**Input data:**
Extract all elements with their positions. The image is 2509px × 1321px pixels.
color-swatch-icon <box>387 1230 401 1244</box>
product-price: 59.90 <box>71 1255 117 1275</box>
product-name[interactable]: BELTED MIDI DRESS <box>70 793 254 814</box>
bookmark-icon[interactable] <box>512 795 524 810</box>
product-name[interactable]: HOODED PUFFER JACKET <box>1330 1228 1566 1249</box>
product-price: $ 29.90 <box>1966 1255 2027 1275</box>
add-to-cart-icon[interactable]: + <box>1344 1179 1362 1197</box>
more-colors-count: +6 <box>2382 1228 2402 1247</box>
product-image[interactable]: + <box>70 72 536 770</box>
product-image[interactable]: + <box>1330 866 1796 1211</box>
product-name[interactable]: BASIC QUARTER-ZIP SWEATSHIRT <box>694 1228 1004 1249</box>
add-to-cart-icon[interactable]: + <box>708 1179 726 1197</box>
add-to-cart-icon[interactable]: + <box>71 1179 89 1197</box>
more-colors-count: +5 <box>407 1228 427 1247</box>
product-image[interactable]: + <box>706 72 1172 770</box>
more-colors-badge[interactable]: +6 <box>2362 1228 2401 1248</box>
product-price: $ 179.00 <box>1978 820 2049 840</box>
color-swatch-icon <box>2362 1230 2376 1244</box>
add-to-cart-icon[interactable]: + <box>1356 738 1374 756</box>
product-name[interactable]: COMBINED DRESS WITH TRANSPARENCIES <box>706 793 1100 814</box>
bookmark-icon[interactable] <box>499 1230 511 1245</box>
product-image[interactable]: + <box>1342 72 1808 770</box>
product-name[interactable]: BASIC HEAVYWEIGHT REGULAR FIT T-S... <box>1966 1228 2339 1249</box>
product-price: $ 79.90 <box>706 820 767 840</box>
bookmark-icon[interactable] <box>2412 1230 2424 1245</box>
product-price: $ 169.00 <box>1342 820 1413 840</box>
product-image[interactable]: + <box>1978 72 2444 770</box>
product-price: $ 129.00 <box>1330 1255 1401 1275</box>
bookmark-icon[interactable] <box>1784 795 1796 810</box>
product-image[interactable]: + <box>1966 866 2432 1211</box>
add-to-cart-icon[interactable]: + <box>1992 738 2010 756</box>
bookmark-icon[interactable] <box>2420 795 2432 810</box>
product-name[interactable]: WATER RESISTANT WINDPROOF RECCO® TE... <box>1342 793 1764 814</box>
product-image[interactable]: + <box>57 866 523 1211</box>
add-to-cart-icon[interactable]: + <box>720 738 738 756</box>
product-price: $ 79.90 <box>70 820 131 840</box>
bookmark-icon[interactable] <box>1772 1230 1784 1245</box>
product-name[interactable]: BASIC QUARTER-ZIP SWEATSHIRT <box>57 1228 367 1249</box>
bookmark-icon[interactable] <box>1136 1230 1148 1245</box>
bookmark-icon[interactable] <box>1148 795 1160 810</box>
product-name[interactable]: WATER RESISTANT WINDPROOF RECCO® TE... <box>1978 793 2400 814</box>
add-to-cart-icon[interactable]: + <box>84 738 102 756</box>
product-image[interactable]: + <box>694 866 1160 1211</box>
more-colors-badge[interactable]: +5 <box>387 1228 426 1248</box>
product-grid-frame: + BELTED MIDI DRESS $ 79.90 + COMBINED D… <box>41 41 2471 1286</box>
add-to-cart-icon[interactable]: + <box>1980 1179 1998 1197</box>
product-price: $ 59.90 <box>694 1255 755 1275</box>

**The request:** Format every line of the material above as a JSON array of strings, one string per line, skipping any blank lines.

**Result of the exercise:**
[
  "Extract all elements with their positions. The image is 2509px × 1321px pixels.",
  "color-swatch-icon <box>387 1230 401 1244</box>",
  "product-price: 59.90 <box>71 1255 117 1275</box>",
  "product-name[interactable]: BELTED MIDI DRESS <box>70 793 254 814</box>",
  "bookmark-icon[interactable] <box>512 795 524 810</box>",
  "product-name[interactable]: HOODED PUFFER JACKET <box>1330 1228 1566 1249</box>",
  "product-price: $ 29.90 <box>1966 1255 2027 1275</box>",
  "add-to-cart-icon[interactable]: + <box>1344 1179 1362 1197</box>",
  "more-colors-count: +6 <box>2382 1228 2402 1247</box>",
  "product-image[interactable]: + <box>70 72 536 770</box>",
  "product-image[interactable]: + <box>1330 866 1796 1211</box>",
  "product-name[interactable]: BASIC QUARTER-ZIP SWEATSHIRT <box>694 1228 1004 1249</box>",
  "add-to-cart-icon[interactable]: + <box>708 1179 726 1197</box>",
  "add-to-cart-icon[interactable]: + <box>71 1179 89 1197</box>",
  "more-colors-count: +5 <box>407 1228 427 1247</box>",
  "product-image[interactable]: + <box>706 72 1172 770</box>",
  "more-colors-badge[interactable]: +6 <box>2362 1228 2401 1248</box>",
  "product-price: $ 179.00 <box>1978 820 2049 840</box>",
  "color-swatch-icon <box>2362 1230 2376 1244</box>",
  "add-to-cart-icon[interactable]: + <box>1356 738 1374 756</box>",
  "product-name[interactable]: COMBINED DRESS WITH TRANSPARENCIES <box>706 793 1100 814</box>",
  "bookmark-icon[interactable] <box>499 1230 511 1245</box>",
  "product-image[interactable]: + <box>1342 72 1808 770</box>",
  "product-name[interactable]: BASIC HEAVYWEIGHT REGULAR FIT T-S... <box>1966 1228 2339 1249</box>",
  "product-price: $ 79.90 <box>706 820 767 840</box>",
  "bookmark-icon[interactable] <box>2412 1230 2424 1245</box>",
  "product-price: $ 169.00 <box>1342 820 1413 840</box>",
  "product-image[interactable]: + <box>1978 72 2444 770</box>",
  "product-price: $ 129.00 <box>1330 1255 1401 1275</box>",
  "bookmark-icon[interactable] <box>1784 795 1796 810</box>",
  "product-image[interactable]: + <box>1966 866 2432 1211</box>",
  "add-to-cart-icon[interactable]: + <box>1992 738 2010 756</box>",
  "bookmark-icon[interactable] <box>2420 795 2432 810</box>",
  "product-name[interactable]: WATER RESISTANT WINDPROOF RECCO® TE... <box>1342 793 1764 814</box>",
  "product-image[interactable]: + <box>57 866 523 1211</box>",
  "add-to-cart-icon[interactable]: + <box>720 738 738 756</box>",
  "product-price: $ 79.90 <box>70 820 131 840</box>",
  "bookmark-icon[interactable] <box>1772 1230 1784 1245</box>",
  "product-name[interactable]: BASIC QUARTER-ZIP SWEATSHIRT <box>57 1228 367 1249</box>",
  "bookmark-icon[interactable] <box>1136 1230 1148 1245</box>",
  "bookmark-icon[interactable] <box>1148 795 1160 810</box>",
  "product-name[interactable]: WATER RESISTANT WINDPROOF RECCO® TE... <box>1978 793 2400 814</box>",
  "add-to-cart-icon[interactable]: + <box>84 738 102 756</box>",
  "product-image[interactable]: + <box>694 866 1160 1211</box>",
  "more-colors-badge[interactable]: +5 <box>387 1228 426 1248</box>",
  "product-grid-frame: + BELTED MIDI DRESS $ 79.90 + COMBINED D… <box>41 41 2471 1286</box>",
  "add-to-cart-icon[interactable]: + <box>1980 1179 1998 1197</box>",
  "product-price: $ 59.90 <box>694 1255 755 1275</box>"
]